Given problem:
Reproduce the records. Keep every word exact and include no images.

Dataset records:
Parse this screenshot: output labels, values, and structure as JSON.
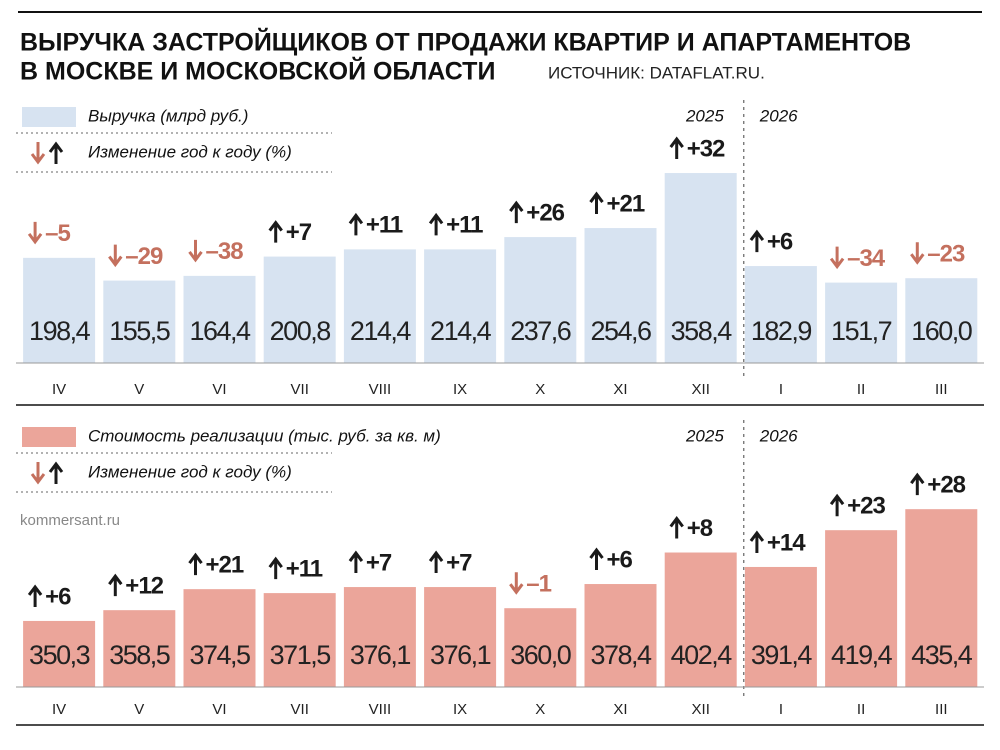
{
  "header": {
    "title": [
      "ВЫРУЧКА ЗАСТРОЙЩИКОВ ОТ ПРОДАЖИ КВАРТИР И АПАРТАМЕНТОВ",
      "В МОСКВЕ И МОСКОВСКОЙ ОБЛАСТИ"
    ],
    "source": "ИСТОЧНИК: DATAFLAT.RU."
  },
  "watermark": "kommersant.ru",
  "chart_data": [
    {
      "type": "bar",
      "categories": [
        "IV",
        "V",
        "VI",
        "VII",
        "VIII",
        "IX",
        "X",
        "XI",
        "XII",
        "I",
        "II",
        "III"
      ],
      "years": [
        "2025",
        "2026"
      ],
      "series": [
        {
          "name": "Выручка (млрд руб.)",
          "color": "#d7e3f1",
          "values": [
            198.4,
            155.5,
            164.4,
            200.8,
            214.4,
            214.4,
            237.6,
            254.6,
            358.4,
            182.9,
            151.7,
            160.0
          ],
          "value_labels": [
            "198,4",
            "155,5",
            "164,4",
            "200,8",
            "214,4",
            "214,4",
            "237,6",
            "254,6",
            "358,4",
            "182,9",
            "151,7",
            "160,0"
          ]
        },
        {
          "name": "Изменение год к году (%)",
          "values": [
            -5,
            -29,
            -38,
            7,
            11,
            11,
            26,
            21,
            32,
            6,
            -34,
            -23
          ],
          "value_labels": [
            "–5",
            "–29",
            "–38",
            "+7",
            "+11",
            "+11",
            "+26",
            "+21",
            "+32",
            "+6",
            "–34",
            "–23"
          ]
        }
      ],
      "colors": {
        "up": "#1a1a1a",
        "down": "#c4705e"
      },
      "ylim": [
        0,
        400
      ]
    },
    {
      "type": "bar",
      "categories": [
        "IV",
        "V",
        "VI",
        "VII",
        "VIII",
        "IX",
        "X",
        "XI",
        "XII",
        "I",
        "II",
        "III"
      ],
      "years": [
        "2025",
        "2026"
      ],
      "series": [
        {
          "name": "Стоимость реализации (тыс. руб. за кв. м)",
          "color": "#eba59a",
          "values": [
            350.3,
            358.5,
            374.5,
            371.5,
            376.1,
            376.1,
            360.0,
            378.4,
            402.4,
            391.4,
            419.4,
            435.4
          ],
          "value_labels": [
            "350,3",
            "358,5",
            "374,5",
            "371,5",
            "376,1",
            "376,1",
            "360,0",
            "378,4",
            "402,4",
            "391,4",
            "419,4",
            "435,4"
          ]
        },
        {
          "name": "Изменение год к году (%)",
          "values": [
            6,
            12,
            21,
            11,
            7,
            7,
            -1,
            6,
            8,
            14,
            23,
            28
          ],
          "value_labels": [
            "+6",
            "+12",
            "+21",
            "+11",
            "+7",
            "+7",
            "–1",
            "+6",
            "+8",
            "+14",
            "+23",
            "+28"
          ]
        }
      ],
      "colors": {
        "up": "#1a1a1a",
        "down": "#c4705e"
      },
      "ylim": [
        300,
        450
      ]
    }
  ]
}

Response:
Parse this screenshot: output labels, values, and structure as JSON.
{
  "header": {
    "title": [
      "ВЫРУЧКА ЗАСТРОЙЩИКОВ ОТ ПРОДАЖИ КВАРТИР И АПАРТАМЕНТОВ",
      "В МОСКВЕ И МОСКОВСКОЙ ОБЛАСТИ"
    ],
    "source": "ИСТОЧНИК: DATAFLAT.RU."
  },
  "watermark": "kommersant.ru",
  "chart_data": [
    {
      "type": "bar",
      "categories": [
        "IV",
        "V",
        "VI",
        "VII",
        "VIII",
        "IX",
        "X",
        "XI",
        "XII",
        "I",
        "II",
        "III"
      ],
      "years": [
        "2025",
        "2026"
      ],
      "series": [
        {
          "name": "Выручка (млрд руб.)",
          "color": "#d7e3f1",
          "values": [
            198.4,
            155.5,
            164.4,
            200.8,
            214.4,
            214.4,
            237.6,
            254.6,
            358.4,
            182.9,
            151.7,
            160.0
          ],
          "value_labels": [
            "198,4",
            "155,5",
            "164,4",
            "200,8",
            "214,4",
            "214,4",
            "237,6",
            "254,6",
            "358,4",
            "182,9",
            "151,7",
            "160,0"
          ]
        },
        {
          "name": "Изменение год к году (%)",
          "values": [
            -5,
            -29,
            -38,
            7,
            11,
            11,
            26,
            21,
            32,
            6,
            -34,
            -23
          ],
          "value_labels": [
            "–5",
            "–29",
            "–38",
            "+7",
            "+11",
            "+11",
            "+26",
            "+21",
            "+32",
            "+6",
            "–34",
            "–23"
          ]
        }
      ],
      "colors": {
        "up": "#1a1a1a",
        "down": "#c4705e"
      },
      "ylim": [
        0,
        400
      ]
    },
    {
      "type": "bar",
      "categories": [
        "IV",
        "V",
        "VI",
        "VII",
        "VIII",
        "IX",
        "X",
        "XI",
        "XII",
        "I",
        "II",
        "III"
      ],
      "years": [
        "2025",
        "2026"
      ],
      "series": [
        {
          "name": "Стоимость реализации (тыс. руб. за кв. м)",
          "color": "#eba59a",
          "values": [
            350.3,
            358.5,
            374.5,
            371.5,
            376.1,
            376.1,
            360.0,
            378.4,
            402.4,
            391.4,
            419.4,
            435.4
          ],
          "value_labels": [
            "350,3",
            "358,5",
            "374,5",
            "371,5",
            "376,1",
            "376,1",
            "360,0",
            "378,4",
            "402,4",
            "391,4",
            "419,4",
            "435,4"
          ]
        },
        {
          "name": "Изменение год к году (%)",
          "values": [
            6,
            12,
            21,
            11,
            7,
            7,
            -1,
            6,
            8,
            14,
            23,
            28
          ],
          "value_labels": [
            "+6",
            "+12",
            "+21",
            "+11",
            "+7",
            "+7",
            "–1",
            "+6",
            "+8",
            "+14",
            "+23",
            "+28"
          ]
        }
      ],
      "colors": {
        "up": "#1a1a1a",
        "down": "#c4705e"
      },
      "ylim": [
        300,
        450
      ]
    }
  ]
}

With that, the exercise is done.